Given information:

________

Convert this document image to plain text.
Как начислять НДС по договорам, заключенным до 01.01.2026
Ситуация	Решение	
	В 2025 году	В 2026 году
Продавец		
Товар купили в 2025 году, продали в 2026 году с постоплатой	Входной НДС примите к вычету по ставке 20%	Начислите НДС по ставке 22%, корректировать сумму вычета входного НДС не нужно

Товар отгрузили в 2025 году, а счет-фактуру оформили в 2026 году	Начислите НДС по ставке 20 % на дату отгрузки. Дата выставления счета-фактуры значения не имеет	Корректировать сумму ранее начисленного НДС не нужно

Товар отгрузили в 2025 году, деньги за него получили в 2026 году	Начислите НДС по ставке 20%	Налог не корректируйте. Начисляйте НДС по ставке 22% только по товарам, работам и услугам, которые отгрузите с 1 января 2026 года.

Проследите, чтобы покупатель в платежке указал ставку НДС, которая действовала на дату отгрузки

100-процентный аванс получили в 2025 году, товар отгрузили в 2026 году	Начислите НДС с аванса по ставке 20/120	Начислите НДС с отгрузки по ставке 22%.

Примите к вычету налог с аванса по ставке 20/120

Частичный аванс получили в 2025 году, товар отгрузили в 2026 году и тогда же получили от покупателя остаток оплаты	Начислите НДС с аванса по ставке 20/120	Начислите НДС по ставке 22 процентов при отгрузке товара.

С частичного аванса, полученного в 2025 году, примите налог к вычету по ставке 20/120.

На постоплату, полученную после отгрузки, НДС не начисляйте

________

Written instruction:
Copy each line of the records above that carries the word "отгрузили".

Response to this task:
Товар отгрузили в 2025 году, а счет-фактуру оформили в 2026 году	Начислите НДС по ставке 20 % на дату отгрузки. Дата выставления счета-фактуры значения не имеет	Корректировать сумму ранее начисленного НДС не нужно
Товар отгрузили в 2025 году, деньги за него получили в 2026 году	Начислите НДС по ставке 20%	Налог не корректируйте. Начисляйте НДС по ставке 22% только по товарам, работам и услугам, которые отгрузите с 1 января 2026 года.
100-процентный аванс получили в 2025 году, товар отгрузили в 2026 году	Начислите НДС с аванса по ставке 20/120	Начислите НДС с отгрузки по ставке 22%.
Частичный аванс получили в 2025 году, товар отгрузили в 2026 году и тогда же получили от покупателя остаток оплаты	Начислите НДС с аванса по ставке 20/120	Начислите НДС по ставке 22 процентов при отгрузке товара.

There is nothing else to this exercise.